▸ EXCERPTED PASSAGE:
════
AI allows you to deliver breakthrough experiences in your apps. With Azure Cognitive Services, you can easily customize and deploy the same AI models that power Microsoft’s products, such as Xbox and Bing, using the tools and languages of your choice.
In this blog we will walk through an exercise that you can complete in under an hour and learn how to build an application that can be useful for you, all while exploring a set of Azure services. If you have ever wanted to get your financial transactions in order, look no further. With this exercise, we’ll explore how to quickly take a snap of a receipt from your phone and upload it for categorization, creating expense reports, and to gain insights to your spending. Remember, even though we’ll walk you through each step, you can always explore the sample code and get creative with your own unique solution!
Features of the application:
- Snap a picture of your receipt and upload it using your smartphone
- Extract relevant data from the images: Who issued the receipt? What was the total amount? What was purchased? All of this information can be effortlessly stored for exploration
- Query the data: bring your receipts to life by extracting relevant and insightful information
Prerequisites
- If you don't have an Azure subscription, create a free account before you begin. If you have a subscription, log in to the Azure Portal.
════
▸ GIVEN MATERIAL:
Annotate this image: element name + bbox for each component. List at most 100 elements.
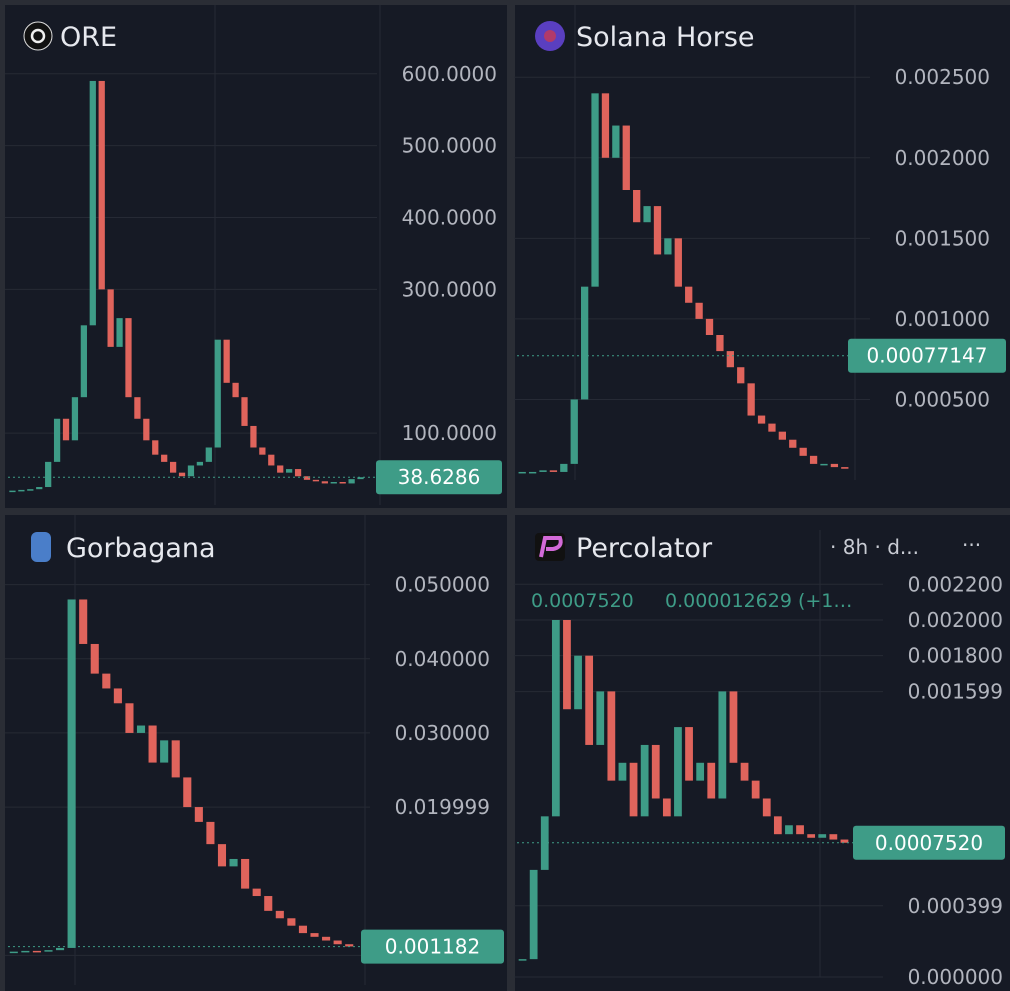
════
Please edit the Azure receipt-app blog post between "In this blog" and "own unique solution!", inclusive, replacing "expense reports" with "spending summaries".

In this blog we will walk through an exercise that you can complete in under an hour and learn how to build an application that can be useful for you, all while exploring a set of Azure services. If you have ever wanted to get your financial transactions in order, look no further. With this exercise, we’ll explore how to quickly take a snap of a receipt from your phone and upload it for categorization, creating spending summaries, and to gain insights to your spending. Remember, even though we’ll walk you through each step, you can always explore the sample code and get creative with your own unique solution!